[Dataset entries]
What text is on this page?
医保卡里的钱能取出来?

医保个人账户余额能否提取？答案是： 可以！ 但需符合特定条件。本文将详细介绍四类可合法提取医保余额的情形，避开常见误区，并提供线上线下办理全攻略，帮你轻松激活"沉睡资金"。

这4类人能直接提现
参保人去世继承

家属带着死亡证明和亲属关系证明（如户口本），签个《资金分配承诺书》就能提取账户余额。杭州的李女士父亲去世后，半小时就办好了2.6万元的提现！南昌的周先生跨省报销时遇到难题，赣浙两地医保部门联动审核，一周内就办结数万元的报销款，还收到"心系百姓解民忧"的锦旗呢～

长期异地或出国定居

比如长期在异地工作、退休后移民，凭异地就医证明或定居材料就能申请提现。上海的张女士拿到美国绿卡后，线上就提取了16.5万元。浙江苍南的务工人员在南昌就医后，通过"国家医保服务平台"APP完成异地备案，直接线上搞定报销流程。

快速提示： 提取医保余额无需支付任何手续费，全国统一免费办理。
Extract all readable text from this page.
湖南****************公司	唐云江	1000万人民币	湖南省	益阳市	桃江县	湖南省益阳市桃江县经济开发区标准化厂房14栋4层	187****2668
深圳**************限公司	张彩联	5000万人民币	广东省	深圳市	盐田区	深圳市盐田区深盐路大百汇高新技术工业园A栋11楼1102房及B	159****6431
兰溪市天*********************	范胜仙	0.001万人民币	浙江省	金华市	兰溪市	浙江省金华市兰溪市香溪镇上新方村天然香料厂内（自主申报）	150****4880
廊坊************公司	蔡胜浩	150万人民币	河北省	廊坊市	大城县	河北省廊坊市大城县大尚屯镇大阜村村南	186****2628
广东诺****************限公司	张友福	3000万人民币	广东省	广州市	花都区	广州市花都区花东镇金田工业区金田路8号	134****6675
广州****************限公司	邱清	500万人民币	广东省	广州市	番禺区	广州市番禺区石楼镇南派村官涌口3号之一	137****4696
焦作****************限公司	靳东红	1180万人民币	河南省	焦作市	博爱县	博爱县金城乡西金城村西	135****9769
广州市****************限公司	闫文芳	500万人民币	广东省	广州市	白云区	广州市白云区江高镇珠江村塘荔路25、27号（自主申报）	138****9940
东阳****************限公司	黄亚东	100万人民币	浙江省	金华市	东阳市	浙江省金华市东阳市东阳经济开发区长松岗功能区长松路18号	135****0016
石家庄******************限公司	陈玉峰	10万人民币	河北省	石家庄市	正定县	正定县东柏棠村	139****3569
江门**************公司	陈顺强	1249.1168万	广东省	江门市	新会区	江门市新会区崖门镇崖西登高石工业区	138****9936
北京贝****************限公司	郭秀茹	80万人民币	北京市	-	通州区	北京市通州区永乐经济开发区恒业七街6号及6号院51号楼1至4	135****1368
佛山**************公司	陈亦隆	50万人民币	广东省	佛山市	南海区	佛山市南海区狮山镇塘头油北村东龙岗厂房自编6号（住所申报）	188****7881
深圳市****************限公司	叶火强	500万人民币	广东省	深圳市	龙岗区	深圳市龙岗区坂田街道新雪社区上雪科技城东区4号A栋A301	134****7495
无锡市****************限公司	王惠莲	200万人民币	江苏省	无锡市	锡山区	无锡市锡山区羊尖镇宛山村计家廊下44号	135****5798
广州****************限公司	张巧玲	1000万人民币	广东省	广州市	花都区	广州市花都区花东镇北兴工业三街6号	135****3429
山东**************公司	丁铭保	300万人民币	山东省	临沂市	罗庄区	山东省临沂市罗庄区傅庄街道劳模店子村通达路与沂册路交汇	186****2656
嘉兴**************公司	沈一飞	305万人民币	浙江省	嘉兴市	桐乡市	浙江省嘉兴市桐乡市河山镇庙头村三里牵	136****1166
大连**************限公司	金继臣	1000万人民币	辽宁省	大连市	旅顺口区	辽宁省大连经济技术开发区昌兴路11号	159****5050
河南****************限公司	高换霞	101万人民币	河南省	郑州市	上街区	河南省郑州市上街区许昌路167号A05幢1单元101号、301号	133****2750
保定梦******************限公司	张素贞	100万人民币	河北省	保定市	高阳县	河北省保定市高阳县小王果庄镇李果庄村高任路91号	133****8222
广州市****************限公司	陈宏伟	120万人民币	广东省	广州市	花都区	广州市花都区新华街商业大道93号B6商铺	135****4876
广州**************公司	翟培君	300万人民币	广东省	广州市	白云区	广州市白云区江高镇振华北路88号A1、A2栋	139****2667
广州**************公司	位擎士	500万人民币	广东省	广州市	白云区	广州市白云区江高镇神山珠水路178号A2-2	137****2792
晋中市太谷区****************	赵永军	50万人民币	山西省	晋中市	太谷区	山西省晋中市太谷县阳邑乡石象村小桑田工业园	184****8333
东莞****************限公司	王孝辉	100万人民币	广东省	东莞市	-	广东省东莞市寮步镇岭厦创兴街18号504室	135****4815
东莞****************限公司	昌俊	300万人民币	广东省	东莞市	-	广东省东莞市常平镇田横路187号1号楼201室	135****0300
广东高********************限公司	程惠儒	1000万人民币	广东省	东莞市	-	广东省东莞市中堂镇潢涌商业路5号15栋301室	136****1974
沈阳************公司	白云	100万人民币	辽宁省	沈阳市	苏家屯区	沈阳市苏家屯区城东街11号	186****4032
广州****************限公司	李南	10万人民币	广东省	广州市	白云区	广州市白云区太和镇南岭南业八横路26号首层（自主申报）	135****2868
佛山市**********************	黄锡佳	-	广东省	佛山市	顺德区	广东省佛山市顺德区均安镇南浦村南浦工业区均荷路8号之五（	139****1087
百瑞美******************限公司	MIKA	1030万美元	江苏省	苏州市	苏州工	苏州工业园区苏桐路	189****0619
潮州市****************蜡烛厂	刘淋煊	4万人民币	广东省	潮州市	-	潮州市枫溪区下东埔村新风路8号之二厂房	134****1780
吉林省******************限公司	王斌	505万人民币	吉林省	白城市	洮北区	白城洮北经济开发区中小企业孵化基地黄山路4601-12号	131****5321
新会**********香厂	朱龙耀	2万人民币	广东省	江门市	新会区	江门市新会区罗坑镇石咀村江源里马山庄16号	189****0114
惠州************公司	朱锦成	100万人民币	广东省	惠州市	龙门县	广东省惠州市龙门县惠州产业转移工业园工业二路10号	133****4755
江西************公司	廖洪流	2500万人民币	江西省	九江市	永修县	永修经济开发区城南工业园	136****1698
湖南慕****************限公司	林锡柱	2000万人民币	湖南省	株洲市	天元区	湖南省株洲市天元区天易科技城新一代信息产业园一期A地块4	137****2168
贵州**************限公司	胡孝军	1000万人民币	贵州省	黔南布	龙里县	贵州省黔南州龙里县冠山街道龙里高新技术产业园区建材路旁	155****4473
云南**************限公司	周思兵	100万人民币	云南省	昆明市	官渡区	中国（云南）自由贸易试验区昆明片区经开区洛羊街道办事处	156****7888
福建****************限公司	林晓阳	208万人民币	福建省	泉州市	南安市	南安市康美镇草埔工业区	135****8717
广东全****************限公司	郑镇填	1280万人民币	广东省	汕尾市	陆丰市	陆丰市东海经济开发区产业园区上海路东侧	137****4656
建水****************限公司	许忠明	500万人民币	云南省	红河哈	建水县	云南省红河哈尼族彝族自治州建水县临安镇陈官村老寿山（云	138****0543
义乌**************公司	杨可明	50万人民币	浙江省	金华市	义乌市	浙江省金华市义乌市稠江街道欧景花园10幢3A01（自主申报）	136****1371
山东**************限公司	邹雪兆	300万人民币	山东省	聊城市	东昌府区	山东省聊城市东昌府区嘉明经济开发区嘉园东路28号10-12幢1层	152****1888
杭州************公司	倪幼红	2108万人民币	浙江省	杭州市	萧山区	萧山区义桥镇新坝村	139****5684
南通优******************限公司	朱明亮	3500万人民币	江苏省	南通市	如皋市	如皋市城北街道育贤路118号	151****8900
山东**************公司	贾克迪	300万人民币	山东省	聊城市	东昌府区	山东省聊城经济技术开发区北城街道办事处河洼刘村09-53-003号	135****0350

**PROBLEM TO WORK ON**
Of all the lines above, how many contain the word "自主申报"? Answer with only the number.

**FINAL ANSWER**
4